
  2. Existen, sin embargo, los motivos de inadmisión atinentes al fondo del asunto, como son la falta manifiesta de contenido constitucional y la deducción de la demanda respecto de derechos no susceptibles de amparo.

    De hecho, la demanda versa sobre la presunta vulneración del derecho de propiedad y de la seguridad jurídica que pretende plantearse bajo la perspectiva del derecho a la tutela judicial. Lo demuestra con claridad el punto 1 de su fundamentación material, en el que literalmente se expone que «conforme al art. 24.1 de la Constitución Española, por medio de la presente demanda, pretende el recurrente con el presente recurso de amparo la protección de su derecho de propiedad adquirido sobre el citado inmueble y violado por la Magistratura de Trabajo dicha y por la Sentencia confirmatoria del Tribunal Central de Trabajo».

    De toda la argumentación de la demanda, sólo dos temas tienen relación con el derecho a la tutela: la pretendida falta de legitimación pasiva del actor y la presunta indefensión motivada por no haberse admitido prueba para acreditar la falta de legitimación activa de quien interpuso el procedimiento. El primero de ellos desborda, sin embargo, el marco procesal en que la causa debe moverse, pues lo que realmente se acusa es la afectación del demandante por un incidente de nulidad de unas actuaciones en las que él no intervino. Como con razón afirma la Sentencia del Tribunal Central de Trabajo, la alegación carece de toda lógica, pues desde el momento en que el demandante se convierte en beneficiario del trámite de ejecución al adquirir los bienes subastados es evidente que se ve afectado por la nulidad del trámite y, en consecuencia, es la norma que le otorga derecho a la tutela judicial que reclama su presencia como demandado en el incidente.

    Otra cosa es la medida en que el derecho del actor puede verse afectado por la declaración de nulidad, materia que no se refiere al derecho constitucional a la tutela judicial, sino al derecho de propiedad y en la que por cierto el Tribunal Central de Trabajo expresamente le reserva las acciones pertinentes en defensa de su derecho y rehuye cualquier declaración sobre ello.

(Datos de segmentación de página)
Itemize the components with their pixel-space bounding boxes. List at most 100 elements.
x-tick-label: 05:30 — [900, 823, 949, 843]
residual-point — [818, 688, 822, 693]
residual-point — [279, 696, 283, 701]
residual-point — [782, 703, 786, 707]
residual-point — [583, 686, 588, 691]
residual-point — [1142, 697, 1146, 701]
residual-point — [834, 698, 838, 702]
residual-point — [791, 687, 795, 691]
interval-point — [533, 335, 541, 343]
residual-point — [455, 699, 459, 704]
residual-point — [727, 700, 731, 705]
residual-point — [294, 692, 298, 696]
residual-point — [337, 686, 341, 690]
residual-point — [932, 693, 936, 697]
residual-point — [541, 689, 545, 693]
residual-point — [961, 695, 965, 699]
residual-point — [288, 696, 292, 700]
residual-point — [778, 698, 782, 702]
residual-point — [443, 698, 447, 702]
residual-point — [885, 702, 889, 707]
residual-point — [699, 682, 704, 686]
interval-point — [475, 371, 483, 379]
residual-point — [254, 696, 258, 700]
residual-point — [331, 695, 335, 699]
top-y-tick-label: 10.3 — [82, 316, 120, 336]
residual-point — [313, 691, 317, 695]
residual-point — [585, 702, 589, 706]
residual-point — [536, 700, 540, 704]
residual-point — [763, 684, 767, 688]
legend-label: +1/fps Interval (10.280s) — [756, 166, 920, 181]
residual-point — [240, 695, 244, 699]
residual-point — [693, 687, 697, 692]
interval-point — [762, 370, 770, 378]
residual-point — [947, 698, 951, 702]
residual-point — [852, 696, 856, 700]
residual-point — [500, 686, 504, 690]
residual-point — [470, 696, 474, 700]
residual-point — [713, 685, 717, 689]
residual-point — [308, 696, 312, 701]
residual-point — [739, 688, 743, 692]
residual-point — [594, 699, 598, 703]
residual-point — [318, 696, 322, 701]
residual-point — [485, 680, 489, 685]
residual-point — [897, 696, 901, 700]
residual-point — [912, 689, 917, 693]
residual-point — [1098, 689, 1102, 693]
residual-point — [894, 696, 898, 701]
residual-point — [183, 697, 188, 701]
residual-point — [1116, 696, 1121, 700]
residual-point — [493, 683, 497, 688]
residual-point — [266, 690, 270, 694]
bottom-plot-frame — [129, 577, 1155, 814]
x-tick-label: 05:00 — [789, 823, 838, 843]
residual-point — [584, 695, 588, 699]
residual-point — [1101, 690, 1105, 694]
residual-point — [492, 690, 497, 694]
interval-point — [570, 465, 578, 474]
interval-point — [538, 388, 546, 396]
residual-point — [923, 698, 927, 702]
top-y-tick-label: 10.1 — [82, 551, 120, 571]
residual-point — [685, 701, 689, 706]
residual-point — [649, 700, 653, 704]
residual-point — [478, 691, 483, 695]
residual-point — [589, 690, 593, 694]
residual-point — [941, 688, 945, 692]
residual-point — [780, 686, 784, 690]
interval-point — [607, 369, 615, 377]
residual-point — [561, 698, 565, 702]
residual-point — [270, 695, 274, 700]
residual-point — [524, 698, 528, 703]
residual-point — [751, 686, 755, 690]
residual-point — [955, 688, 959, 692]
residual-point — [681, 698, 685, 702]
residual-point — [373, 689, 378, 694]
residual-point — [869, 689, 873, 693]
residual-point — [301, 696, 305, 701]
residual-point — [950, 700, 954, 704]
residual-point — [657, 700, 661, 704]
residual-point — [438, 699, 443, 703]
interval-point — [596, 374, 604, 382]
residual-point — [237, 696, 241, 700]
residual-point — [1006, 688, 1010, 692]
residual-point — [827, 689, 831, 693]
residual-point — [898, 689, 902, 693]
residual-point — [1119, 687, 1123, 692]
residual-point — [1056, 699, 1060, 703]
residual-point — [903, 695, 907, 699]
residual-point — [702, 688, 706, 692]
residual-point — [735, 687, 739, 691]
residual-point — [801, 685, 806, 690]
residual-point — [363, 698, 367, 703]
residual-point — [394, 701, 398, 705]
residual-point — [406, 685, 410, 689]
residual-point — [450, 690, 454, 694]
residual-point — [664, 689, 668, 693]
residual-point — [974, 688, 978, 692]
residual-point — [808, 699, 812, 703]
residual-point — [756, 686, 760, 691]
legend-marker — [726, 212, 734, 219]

— LISTA DE TAREAS —
A) Transcribe del extracto el pasaje que comienza en "Otra cosa es" y termina en "declaración sobre ello.".
B) Responde estas preguntas según el extracto:
(i) Según el punto 1 de la fundamentación material, ¿qué derecho pretende proteger el recurrente con el recurso de amparo?
(ii) ¿Cuántos temas de toda la argumentación de la demanda tienen relación con el derecho a la tutela?
(iii) ¿Qué le reserva expresamente al actor el Tribunal Central de Trabajo?

— RESPUESTAS —
A)
Otra cosa es la medida en que el derecho del actor puede verse afectado por la declaración de nulidad, materia que no se refiere al derecho constitucional a la tutela judicial, sino al derecho de propiedad y en la que por cierto el Tribunal Central de Trabajo expresamente le reserva las acciones pertinentes en defensa de su derecho y rehuye cualquier declaración sobre ello.

B)
(i) Su derecho de propiedad adquirido sobre el citado inmueble.
(ii) Dos.
(iii) Las acciones pertinentes en defensa de su derecho.